● **Instructions to follow**
Search the data for the string "pacjentów" and extract every line where it appears.
Start of Material
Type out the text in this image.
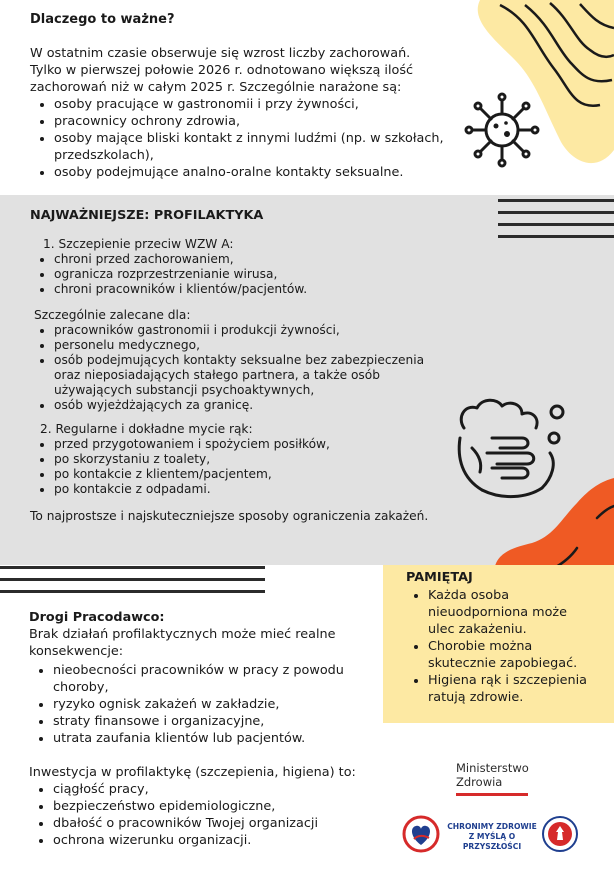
Dlaczego to ważne?
W ostatnim czasie obserwuje się wzrost liczby zachorowań.
Tylko w pierwszej połowie 2026 r. odnotowano większą ilość
zachorowań niż w całym 2025 r. Szczególnie narażone są:
• osoby pracujące w gastronomii i przy żywności,
• pracownicy ochrony zdrowia,
• osoby mające bliski kontakt z innymi ludźmi (np. w szkołach,
przedszkolach),
• osoby podejmujące analno-oralne kontakty seksualne.
NAJWAŻNIEJSZE: PROFILAKTYKA
1. Szczepienie przeciw WZW A:
• chroni przed zachorowaniem,
• ogranicza rozprzestrzenianie wirusa,
• chroni pracowników i klientów/pacjentów.
Szczególnie zalecane dla:
• pracowników gastronomii i produkcji żywności,
• personelu medycznego,
• osób podejmujących kontakty seksualne bez zabezpieczenia
oraz nieposiadających stałego partnera, a także osób
używających substancji psychoaktywnych,
• osób wyjeżdżających za granicę.
2. Regularne i dokładne mycie rąk:
• przed przygotowaniem i spożyciem posiłków,
• po skorzystaniu z toalety,
• po kontakcie z klientem/pacjentem,
• po kontakcie z odpadami.
To najprostsze i najskuteczniejsze sposoby ograniczenia zakażeń.
PAMIĘTAJ
• Każda osoba
nieuodporniona może
ulec zakażeniu.
• Chorobie można
skutecznie zapobiegać.
• Higiena rąk i szczepienia
ratują zdrowie.
Drogi Pracodawco:
Brak działań profilaktycznych może mieć realne
konsekwencje:
• nieobecności pracowników w pracy z powodu
choroby,
• ryzyko ognisk zakażeń w zakładzie,
• straty finansowe i organizacyjne,
• utrata zaufania klientów lub pacjentów.
Inwestycja w profilaktykę (szczepienia, higiena) to:
• ciągłość pracy,
• bezpieczeństwo epidemiologiczne,
• dbałość o pracowników Twojej organizacji
• ochrona wizerunku organizacji.
Ministerstwo
Zdrowia
CHRONIMY ZDROWIE
Z MYŚLĄ O PRZYSZŁOŚCI
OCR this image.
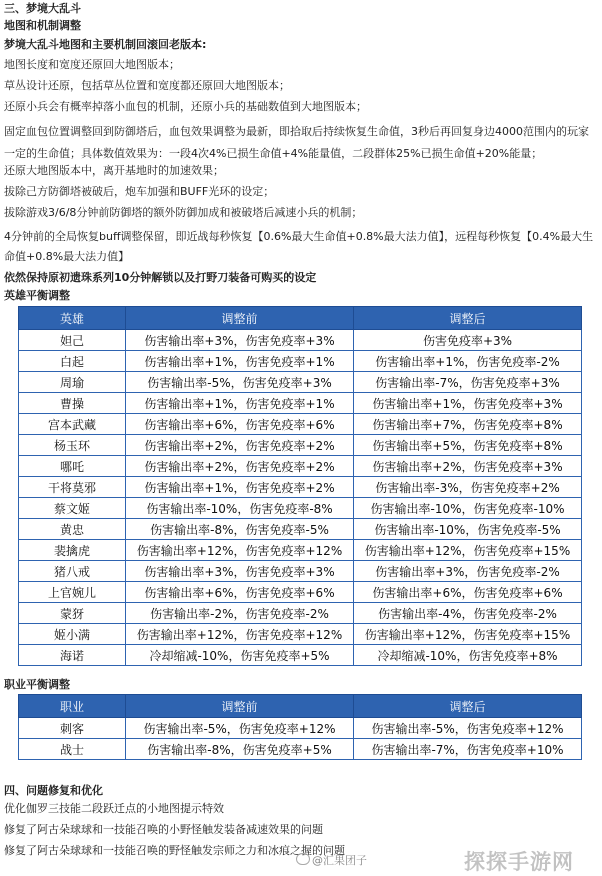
三、梦境大乱斗
地图和机制调整
梦境大乱斗地图和主要机制回滚回老版本:
地图长度和宽度还原回大地图版本；
草丛设计还原，包括草丛位置和宽度都还原回大地图版本；
还原小兵会有概率掉落小血包的机制，还原小兵的基础数值到大地图版本；
固定血包位置调整回到防御塔后，血包效果调整为最新，即拾取后持续恢复生命值，3秒后再回复身边4000范围内的玩家一定的生命值；具体数值效果为：一段4次4%已损生命值+4%能量值，二段群体25%已损生命值+20%能量；
还原大地图版本中，离开基地时的加速效果；
拔除己方防御塔被破后，炮车加强和BUFF光环的设定；
拔除游戏3/6/8分钟前防御塔的额外防御加成和被破塔后减速小兵的机制；
4分钟前的全局恢复buff调整保留，即近战每秒恢复【0.6%最大生命值+0.8%最大法力值】，远程每秒恢复【0.4%最大生命值+0.8%最大法力值】
依然保持原初遗珠系列10分钟解锁以及打野刀装备可购买的设定
英雄平衡调整
英雄	调整前	调整后
妲己	伤害输出率+3%，伤害免疫率+3%	伤害免疫率+3%
白起	伤害输出率+1%，伤害免疫率+1%	伤害输出率+1%，伤害免疫率-2%
周瑜	伤害输出率-5%，伤害免疫率+3%	伤害输出率-7%，伤害免疫率+3%
曹操	伤害输出率+1%，伤害免疫率+1%	伤害输出率+1%，伤害免疫率+3%
宫本武藏	伤害输出率+6%，伤害免疫率+6%	伤害输出率+7%，伤害免疫率+8%
杨玉环	伤害输出率+2%，伤害免疫率+2%	伤害输出率+5%，伤害免疫率+8%
哪吒	伤害输出率+2%，伤害免疫率+2%	伤害输出率+2%，伤害免疫率+3%
干将莫邪	伤害输出率+1%，伤害免疫率+2%	伤害输出率-3%，伤害免疫率+2%
蔡文姬	伤害输出率-10%，伤害免疫率-8%	伤害输出率-10%，伤害免疫率-10%
黄忠	伤害输出率-8%，伤害免疫率-5%	伤害输出率-10%，伤害免疫率-5%
裴擒虎	伤害输出率+12%，伤害免疫率+12%	伤害输出率+12%，伤害免疫率+15%
猪八戒	伤害输出率+3%，伤害免疫率+3%	伤害输出率+3%，伤害免疫率-2%
上官婉儿	伤害输出率+6%，伤害免疫率+6%	伤害输出率+6%，伤害免疫率+6%
蒙犽	伤害输出率-2%，伤害免疫率-2%	伤害输出率-4%，伤害免疫率-2%
姬小满	伤害输出率+12%，伤害免疫率+12%	伤害输出率+12%，伤害免疫率+15%
海诺	冷却缩减-10%，伤害免疫率+5%	冷却缩减-10%，伤害免疫率+8%
职业平衡调整
职业	调整前	调整后
刺客	伤害输出率-5%，伤害免疫率+12%	伤害输出率-5%，伤害免疫率+12%
战士	伤害输出率-8%，伤害免疫率+5%	伤害输出率-7%，伤害免疫率+10%
四、问题修复和优化
优化伽罗三技能二段跃迁点的小地图提示特效
修复了阿古朵球球和一技能召唤的小野怪触发装备减速效果的问题
修复了阿古朵球球和一技能召唤的野怪触发宗师之力和冰痕之握的问题
@汇果团子	探探手游网
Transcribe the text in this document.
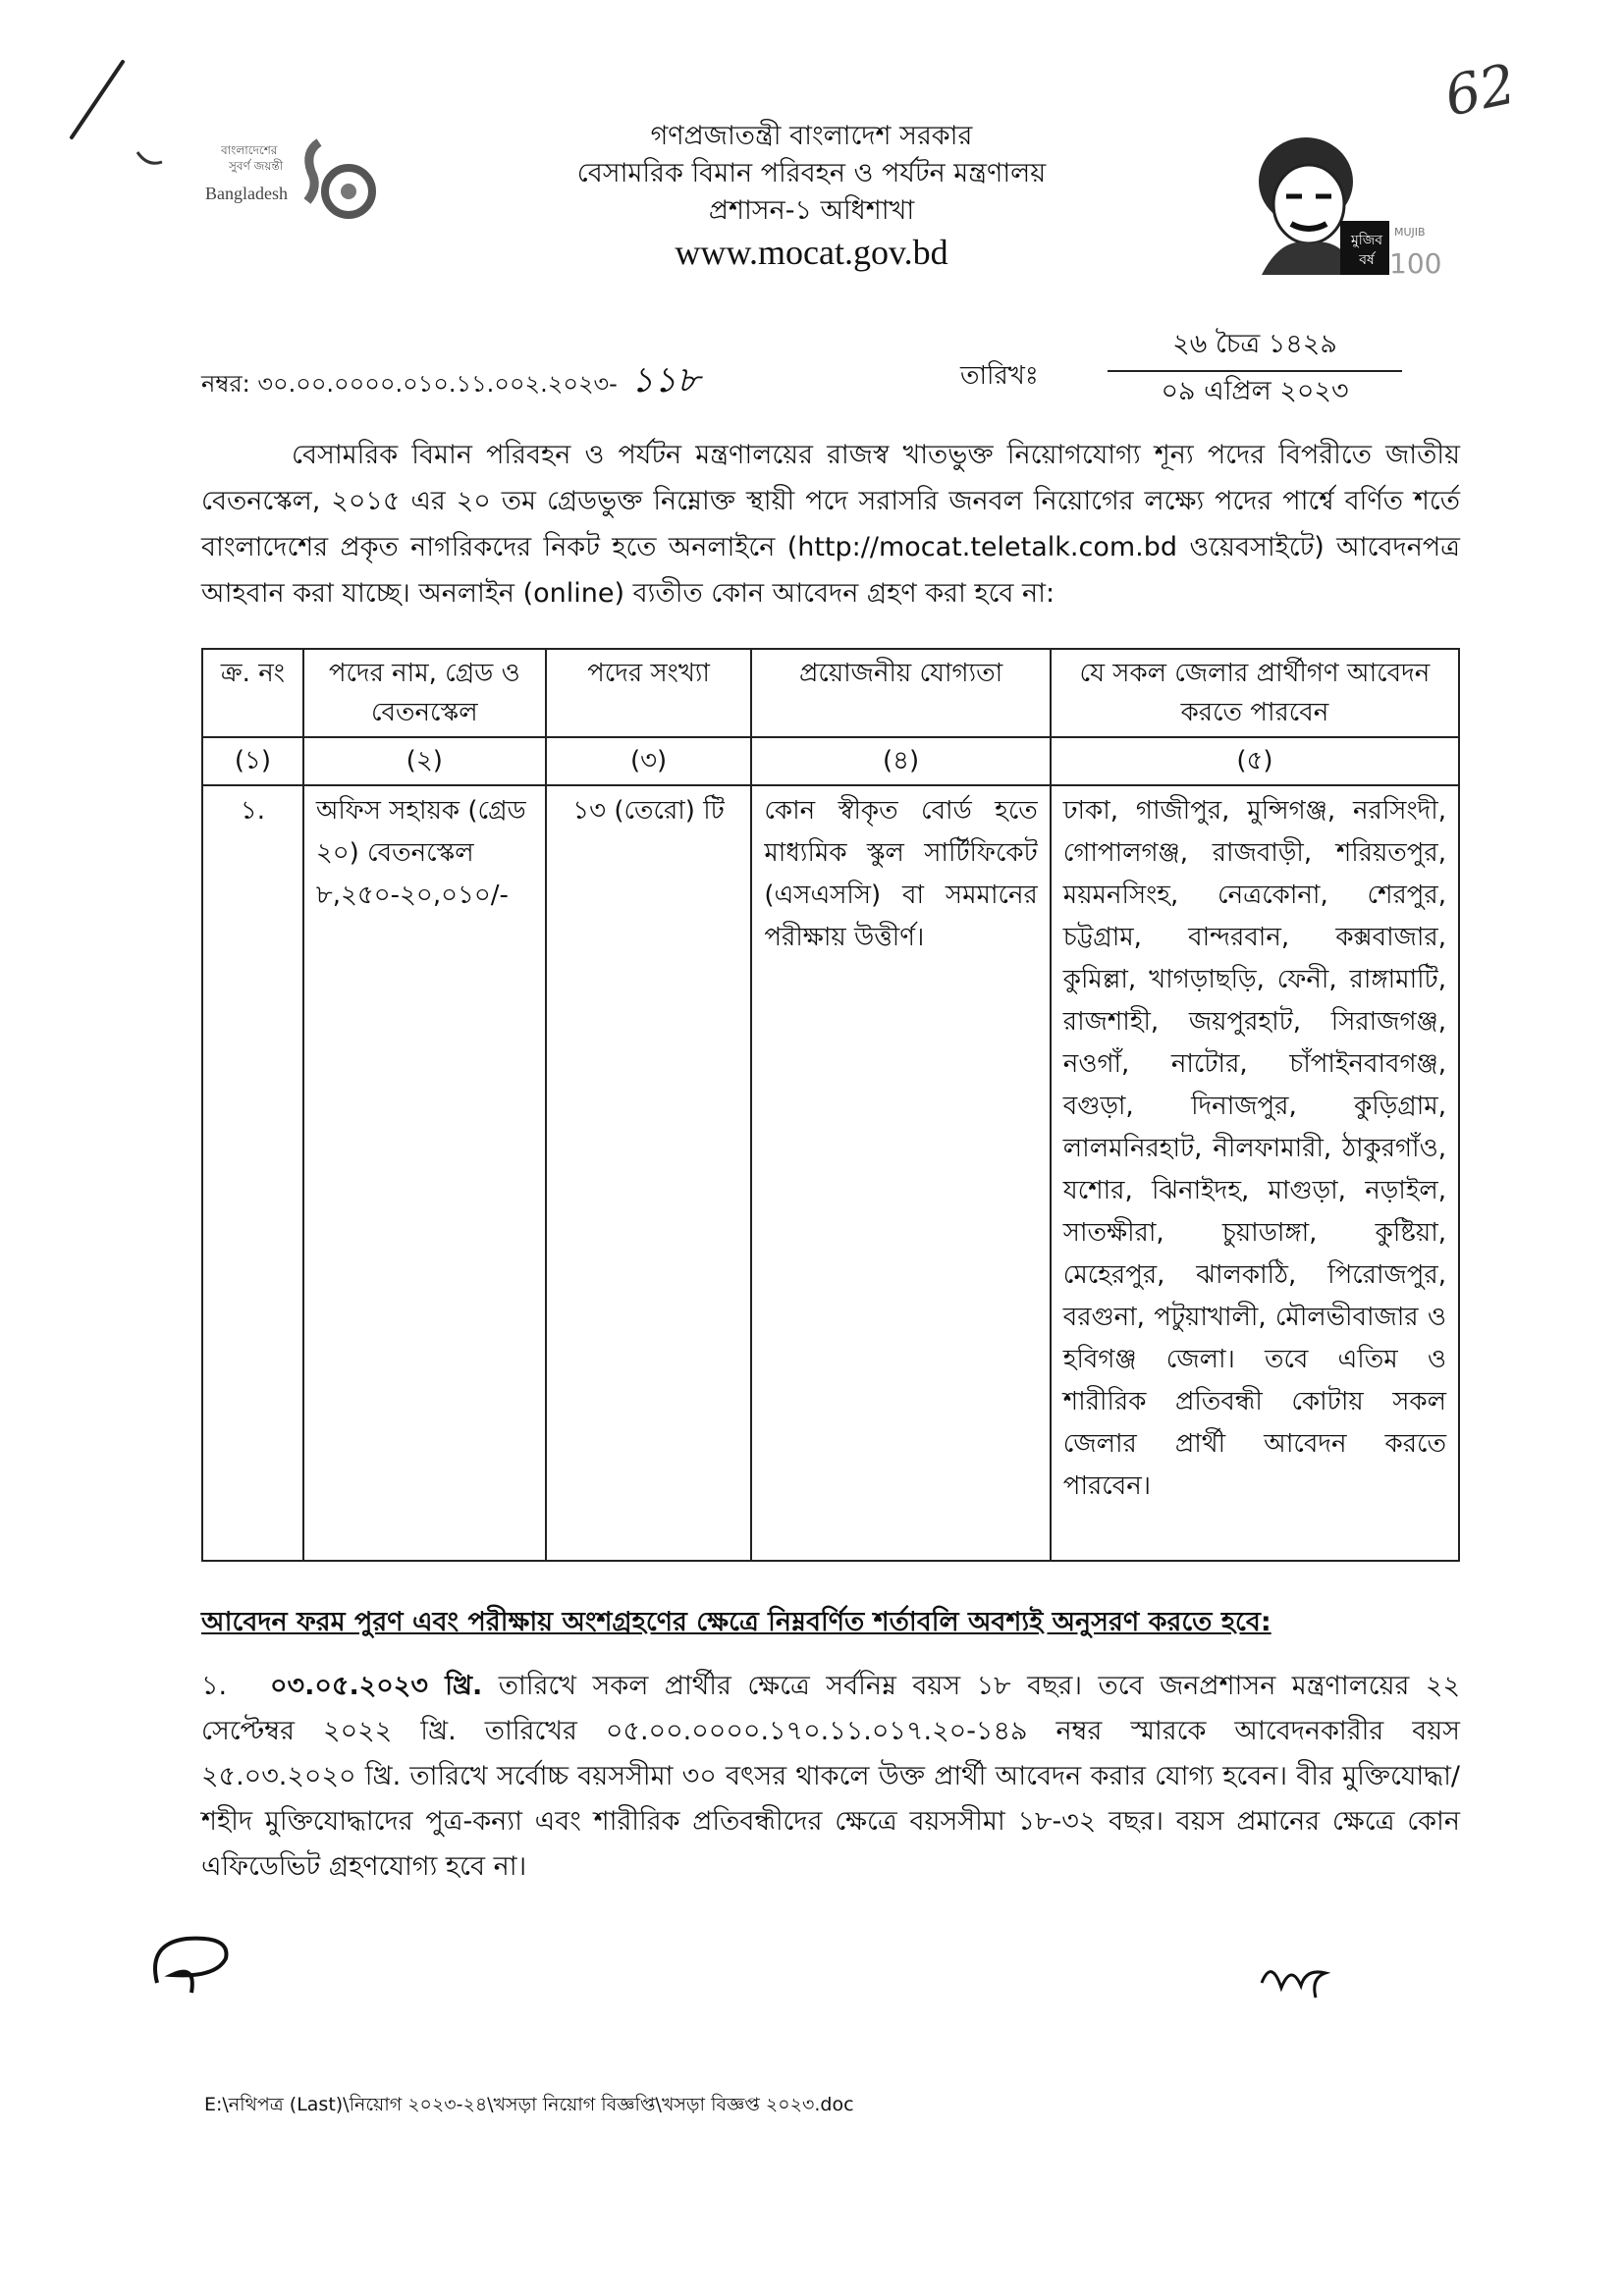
বাংলাদেশের
সুবর্ণ জয়ন্তী
Bangladesh
MUJIB
100
মুজিব বর্ষ
62
গণপ্রজাতন্ত্রী বাংলাদেশ সরকার
বেসামরিক বিমান পরিবহন ও পর্যটন মন্ত্রণালয়
প্রশাসন-১ অধিশাখা
www.mocat.gov.bd
নম্বর: ৩০.০০.০০০০.০১০.১১.০০২.২০২৩- ১১৮	তারিখঃ
২৬ চৈত্র ১৪২৯
০৯ এপ্রিল ২০২৩
বেসামরিক বিমান পরিবহন ও পর্যটন মন্ত্রণালয়ের রাজস্ব খাতভুক্ত নিয়োগযোগ্য শূন্য পদের বিপরীতে জাতীয় বেতনস্কেল, ২০১৫ এর ২০ তম গ্রেডভুক্ত নিম্নোক্ত স্থায়ী পদে সরাসরি জনবল নিয়োগের লক্ষ্যে পদের পার্শ্বে বর্ণিত শর্তে বাংলাদেশের প্রকৃত নাগরিকদের নিকট হতে অনলাইনে (http://mocat.teletalk.com.bd ওয়েবসাইটে) আবেদনপত্র আহবান করা যাচ্ছে। অনলাইন (online) ব্যতীত কোন আবেদন গ্রহণ করা হবে না:
ক্র. নং	পদের নাম, গ্রেড ও বেতনস্কেল	পদের সংখ্যা	প্রয়োজনীয় যোগ্যতা	যে সকল জেলার প্রার্থীগণ আবেদন করতে পারবেন
(১)	(২)	(৩)	(৪)	(৫)
১.	অফিস সহায়ক (গ্রেড ২০) বেতনস্কেল ৮,২৫০-২০,০১০/-	১৩ (তেরো) টি	কোন স্বীকৃত বোর্ড হতে মাধ্যমিক স্কুল সার্টিফিকেট (এসএসসি) বা সমমানের পরীক্ষায় উত্তীর্ণ।	ঢাকা, গাজীপুর, মুন্সিগঞ্জ, নরসিংদী, গোপালগঞ্জ, রাজবাড়ী, শরিয়তপুর, ময়মনসিংহ, নেত্রকোনা, শেরপুর, চট্টগ্রাম, বান্দরবান, কক্সবাজার, কুমিল্লা, খাগড়াছড়ি, ফেনী, রাঙ্গামাটি, রাজশাহী, জয়পুরহাট, সিরাজগঞ্জ, নওগাঁ, নাটোর, চাঁপাইনবাবগঞ্জ, বগুড়া, দিনাজপুর, কুড়িগ্রাম, লালমনিরহাট, নীলফামারী, ঠাকুরগাঁও, যশোর, ঝিনাইদহ, মাগুড়া, নড়াইল, সাতক্ষীরা, চুয়াডাঙ্গা, কুষ্টিয়া, মেহেরপুর, ঝালকাঠি, পিরোজপুর, বরগুনা, পটুয়াখালী, মৌলভীবাজার ও হবিগঞ্জ জেলা। তবে এতিম ও শারীরিক প্রতিবন্ধী কোটায় সকল জেলার প্রার্থী আবেদন করতে পারবেন।
আবেদন ফরম পুরণ এবং পরীক্ষায় অংশগ্রহণের ক্ষেত্রে নিম্নবর্ণিত শর্তাবলি অবশ্যই অনুসরণ করতে হবে:
১. ০৩.০৫.২০২৩ খ্রি. তারিখে সকল প্রার্থীর ক্ষেত্রে সর্বনিম্ন বয়স ১৮ বছর। তবে জনপ্রশাসন মন্ত্রণালয়ের ২২ সেপ্টেম্বর ২০২২ খ্রি. তারিখের ০৫.০০.০০০০.১৭০.১১.০১৭.২০-১৪৯ নম্বর স্মারকে আবেদনকারীর বয়স ২৫.০৩.২০২০ খ্রি. তারিখে সর্বোচ্চ বয়সসীমা ৩০ বৎসর থাকলে উক্ত প্রার্থী আবেদন করার যোগ্য হবেন। বীর মুক্তিযোদ্ধা/শহীদ মুক্তিযোদ্ধাদের পুত্র-কন্যা এবং শারীরিক প্রতিবন্ধীদের ক্ষেত্রে বয়সসীমা ১৮-৩২ বছর। বয়স প্রমানের ক্ষেত্রে কোন এফিডেভিট গ্রহণযোগ্য হবে না।
E:\নথিপত্র (Last)\নিয়োগ ২০২৩-২৪\খসড়া নিয়োগ বিজ্ঞপ্তি\খসড়া বিজ্ঞপ্ত ২০২৩.doc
End of Material
● **Answer for this exercise**
• chroni pracowników i klientów/pacjentów.
• utrata zaufania klientów lub pacjentów.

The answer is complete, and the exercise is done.